[Collection entries]
◇ ◇ ◇ ◇ ◇ ◇ ◇

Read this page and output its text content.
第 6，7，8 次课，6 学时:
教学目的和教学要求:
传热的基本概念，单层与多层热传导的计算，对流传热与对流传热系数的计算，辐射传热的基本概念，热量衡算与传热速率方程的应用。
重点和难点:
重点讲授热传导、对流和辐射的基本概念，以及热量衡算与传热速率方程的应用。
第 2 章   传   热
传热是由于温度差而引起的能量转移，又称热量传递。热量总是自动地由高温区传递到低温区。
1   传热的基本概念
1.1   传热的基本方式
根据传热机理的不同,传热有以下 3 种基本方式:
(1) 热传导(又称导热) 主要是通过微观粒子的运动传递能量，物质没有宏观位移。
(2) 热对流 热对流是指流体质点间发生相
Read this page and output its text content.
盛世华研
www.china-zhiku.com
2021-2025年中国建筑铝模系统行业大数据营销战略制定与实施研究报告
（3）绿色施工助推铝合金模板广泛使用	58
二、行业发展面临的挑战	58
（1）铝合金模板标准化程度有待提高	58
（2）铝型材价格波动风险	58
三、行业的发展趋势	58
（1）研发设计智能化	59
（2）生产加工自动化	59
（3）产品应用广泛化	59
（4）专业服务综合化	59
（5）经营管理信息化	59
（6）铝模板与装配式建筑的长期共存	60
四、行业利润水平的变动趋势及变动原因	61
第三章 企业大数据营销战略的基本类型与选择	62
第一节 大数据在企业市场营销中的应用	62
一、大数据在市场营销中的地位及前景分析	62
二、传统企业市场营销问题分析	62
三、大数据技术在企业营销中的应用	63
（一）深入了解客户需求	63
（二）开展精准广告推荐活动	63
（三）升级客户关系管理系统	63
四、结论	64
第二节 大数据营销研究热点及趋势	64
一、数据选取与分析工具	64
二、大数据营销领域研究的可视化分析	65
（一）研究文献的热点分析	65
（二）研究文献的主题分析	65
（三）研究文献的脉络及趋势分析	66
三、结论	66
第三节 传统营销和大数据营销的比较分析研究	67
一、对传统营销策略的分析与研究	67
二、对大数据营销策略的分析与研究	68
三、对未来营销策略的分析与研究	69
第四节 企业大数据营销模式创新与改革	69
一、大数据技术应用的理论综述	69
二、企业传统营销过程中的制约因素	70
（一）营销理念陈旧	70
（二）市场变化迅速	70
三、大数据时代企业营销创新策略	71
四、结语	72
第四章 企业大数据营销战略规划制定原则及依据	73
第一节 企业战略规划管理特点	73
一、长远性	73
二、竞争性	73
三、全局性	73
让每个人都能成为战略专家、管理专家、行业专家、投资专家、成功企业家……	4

◇ ◇ ◇ ◇ ◇ ◇ ◇

EXERCISE TASK
Type out the full listing again, exactly as given.

RESULT OF THE EXERCISE
Read this page and output its text content.
第 6，7，8 次课，6 学时:
教学目的和教学要求:
传热的基本概念，单层与多层热传导的计算，对流传热与对流传热系数的计算，辐射传热的基本概念，热量衡算与传热速率方程的应用。
重点和难点:
重点讲授热传导、对流和辐射的基本概念，以及热量衡算与传热速率方程的应用。
第 2 章   传   热
传热是由于温度差而引起的能量转移，又称热量传递。热量总是自动地由高温区传递到低温区。
1   传热的基本概念
1.1   传热的基本方式
根据传热机理的不同,传热有以下 3 种基本方式:
(1) 热传导(又称导热) 主要是通过微观粒子的运动传递能量，物质没有宏观位移。
(2) 热对流 热对流是指流体质点间发生相
Read this page and output its text content.
盛世华研
www.china-zhiku.com
2021-2025年中国建筑铝模系统行业大数据营销战略制定与实施研究报告
（3）绿色施工助推铝合金模板广泛使用	58
二、行业发展面临的挑战	58
（1）铝合金模板标准化程度有待提高	58
（2）铝型材价格波动风险	58
三、行业的发展趋势	58
（1）研发设计智能化	59
（2）生产加工自动化	59
（3）产品应用广泛化	59
（4）专业服务综合化	59
（5）经营管理信息化	59
（6）铝模板与装配式建筑的长期共存	60
四、行业利润水平的变动趋势及变动原因	61
第三章 企业大数据营销战略的基本类型与选择	62
第一节 大数据在企业市场营销中的应用	62
一、大数据在市场营销中的地位及前景分析	62
二、传统企业市场营销问题分析	62
三、大数据技术在企业营销中的应用	63
（一）深入了解客户需求	63
（二）开展精准广告推荐活动	63
（三）升级客户关系管理系统	63
四、结论	64
第二节 大数据营销研究热点及趋势	64
一、数据选取与分析工具	64
二、大数据营销领域研究的可视化分析	65
（一）研究文献的热点分析	65
（二）研究文献的主题分析	65
（三）研究文献的脉络及趋势分析	66
三、结论	66
第三节 传统营销和大数据营销的比较分析研究	67
一、对传统营销策略的分析与研究	67
二、对大数据营销策略的分析与研究	68
三、对未来营销策略的分析与研究	69
第四节 企业大数据营销模式创新与改革	69
一、大数据技术应用的理论综述	69
二、企业传统营销过程中的制约因素	70
（一）营销理念陈旧	70
（二）市场变化迅速	70
三、大数据时代企业营销创新策略	71
四、结语	72
第四章 企业大数据营销战略规划制定原则及依据	73
第一节 企业战略规划管理特点	73
一、长远性	73
二、竞争性	73
三、全局性	73
让每个人都能成为战略专家、管理专家、行业专家、投资专家、成功企业家……	4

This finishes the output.